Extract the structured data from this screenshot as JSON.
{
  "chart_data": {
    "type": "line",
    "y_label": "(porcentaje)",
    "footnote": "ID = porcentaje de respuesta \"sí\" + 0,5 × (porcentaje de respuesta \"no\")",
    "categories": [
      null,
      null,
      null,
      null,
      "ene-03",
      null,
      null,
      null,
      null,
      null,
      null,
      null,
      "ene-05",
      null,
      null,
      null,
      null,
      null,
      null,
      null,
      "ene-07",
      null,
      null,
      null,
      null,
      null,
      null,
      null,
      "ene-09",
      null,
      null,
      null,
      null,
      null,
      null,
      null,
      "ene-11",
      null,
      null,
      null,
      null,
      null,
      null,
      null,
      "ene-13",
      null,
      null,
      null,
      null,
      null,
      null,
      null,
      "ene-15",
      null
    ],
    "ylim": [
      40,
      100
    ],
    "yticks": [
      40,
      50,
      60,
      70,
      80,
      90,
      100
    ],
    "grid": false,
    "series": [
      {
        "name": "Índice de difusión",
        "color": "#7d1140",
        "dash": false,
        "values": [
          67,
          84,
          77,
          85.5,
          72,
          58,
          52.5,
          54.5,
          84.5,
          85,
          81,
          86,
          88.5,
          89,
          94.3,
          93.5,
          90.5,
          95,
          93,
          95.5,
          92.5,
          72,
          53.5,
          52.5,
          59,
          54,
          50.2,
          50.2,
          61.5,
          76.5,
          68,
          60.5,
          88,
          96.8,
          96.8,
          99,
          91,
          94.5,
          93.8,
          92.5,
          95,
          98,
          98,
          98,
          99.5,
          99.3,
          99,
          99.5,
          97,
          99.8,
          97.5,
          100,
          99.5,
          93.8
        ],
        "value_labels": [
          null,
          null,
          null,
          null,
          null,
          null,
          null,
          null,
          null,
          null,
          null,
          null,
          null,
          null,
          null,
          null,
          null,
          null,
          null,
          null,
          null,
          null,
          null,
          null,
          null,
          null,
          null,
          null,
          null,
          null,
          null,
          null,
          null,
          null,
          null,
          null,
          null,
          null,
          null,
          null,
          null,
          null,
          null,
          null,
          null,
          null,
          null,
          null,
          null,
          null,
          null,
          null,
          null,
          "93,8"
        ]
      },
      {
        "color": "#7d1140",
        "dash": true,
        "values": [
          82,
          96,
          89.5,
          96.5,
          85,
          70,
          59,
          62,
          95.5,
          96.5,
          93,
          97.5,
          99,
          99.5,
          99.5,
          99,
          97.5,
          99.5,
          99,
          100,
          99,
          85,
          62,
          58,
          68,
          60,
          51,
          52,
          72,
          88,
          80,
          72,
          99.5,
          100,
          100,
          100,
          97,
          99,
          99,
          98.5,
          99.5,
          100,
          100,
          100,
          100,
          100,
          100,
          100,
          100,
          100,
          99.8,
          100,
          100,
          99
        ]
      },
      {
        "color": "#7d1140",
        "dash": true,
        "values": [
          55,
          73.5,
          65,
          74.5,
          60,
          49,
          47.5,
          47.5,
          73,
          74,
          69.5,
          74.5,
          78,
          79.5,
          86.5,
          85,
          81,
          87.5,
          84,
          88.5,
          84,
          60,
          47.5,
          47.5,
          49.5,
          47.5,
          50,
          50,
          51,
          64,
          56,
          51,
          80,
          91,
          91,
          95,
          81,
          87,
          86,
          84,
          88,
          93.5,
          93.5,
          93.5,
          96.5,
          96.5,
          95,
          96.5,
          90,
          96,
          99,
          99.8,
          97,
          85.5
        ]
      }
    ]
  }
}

▬▬▬▬▬▬

[WORK REQUIRED]:
Your task is to extract all of the records exactly.

[CORRECT OUTPUT]:
Extract the structured data from this screenshot as JSON.
{
  "chart_data": {
    "type": "line",
    "y_label": "(porcentaje)",
    "footnote": "ID = porcentaje de respuesta \"sí\" + 0,5 × (porcentaje de respuesta \"no\")",
    "categories": [
      null,
      null,
      null,
      null,
      "ene-03",
      null,
      null,
      null,
      null,
      null,
      null,
      null,
      "ene-05",
      null,
      null,
      null,
      null,
      null,
      null,
      null,
      "ene-07",
      null,
      null,
      null,
      null,
      null,
      null,
      null,
      "ene-09",
      null,
      null,
      null,
      null,
      null,
      null,
      null,
      "ene-11",
      null,
      null,
      null,
      null,
      null,
      null,
      null,
      "ene-13",
      null,
      null,
      null,
      null,
      null,
      null,
      null,
      "ene-15",
      null
    ],
    "ylim": [
      40,
      100
    ],
    "yticks": [
      40,
      50,
      60,
      70,
      80,
      90,
      100
    ],
    "grid": false,
    "series": [
      {
        "name": "Índice de difusión",
        "color": "#7d1140",
        "dash": false,
        "values": [
          67,
          84,
          77,
          85.5,
          72,
          58,
          52.5,
          54.5,
          84.5,
          85,
          81,
          86,
          88.5,
          89,
          94.3,
          93.5,
          90.5,
          95,
          93,
          95.5,
          92.5,
          72,
          53.5,
          52.5,
          59,
          54,
          50.2,
          50.2,
          61.5,
          76.5,
          68,
          60.5,
          88,
          96.8,
          96.8,
          99,
          91,
          94.5,
          93.8,
          92.5,
          95,
          98,
          98,
          98,
          99.5,
          99.3,
          99,
          99.5,
          97,
          99.8,
          97.5,
          100,
          99.5,
          93.8
        ],
        "value_labels": [
          null,
          null,
          null,
          null,
          null,
          null,
          null,
          null,
          null,
          null,
          null,
          null,
          null,
          null,
          null,
          null,
          null,
          null,
          null,
          null,
          null,
          null,
          null,
          null,
          null,
          null,
          null,
          null,
          null,
          null,
          null,
          null,
          null,
          null,
          null,
          null,
          null,
          null,
          null,
          null,
          null,
          null,
          null,
          null,
          null,
          null,
          null,
          null,
          null,
          null,
          null,
          null,
          null,
          "93,8"
        ]
      },
      {
        "color": "#7d1140",
        "dash": true,
        "values": [
          82,
          96,
          89.5,
          96.5,
          85,
          70,
          59,
          62,
          95.5,
          96.5,
          93,
          97.5,
          99,
          99.5,
          99.5,
          99,
          97.5,
          99.5,
          99,
          100,
          99,
          85,
          62,
          58,
          68,
          60,
          51,
          52,
          72,
          88,
          80,
          72,
          99.5,
          100,
          100,
          100,
          97,
          99,
          99,
          98.5,
          99.5,
          100,
          100,
          100,
          100,
          100,
          100,
          100,
          100,
          100,
          99.8,
          100,
          100,
          99
        ]
      },
      {
        "color": "#7d1140",
        "dash": true,
        "values": [
          55,
          73.5,
          65,
          74.5,
          60,
          49,
          47.5,
          47.5,
          73,
          74,
          69.5,
          74.5,
          78,
          79.5,
          86.5,
          85,
          81,
          87.5,
          84,
          88.5,
          84,
          60,
          47.5,
          47.5,
          49.5,
          47.5,
          50,
          50,
          51,
          64,
          56,
          51,
          80,
          91,
          91,
          95,
          81,
          87,
          86,
          84,
          88,
          93.5,
          93.5,
          93.5,
          96.5,
          96.5,
          95,
          96.5,
          90,
          96,
          99,
          99.8,
          97,
          85.5
        ]
      }
    ]
  }
}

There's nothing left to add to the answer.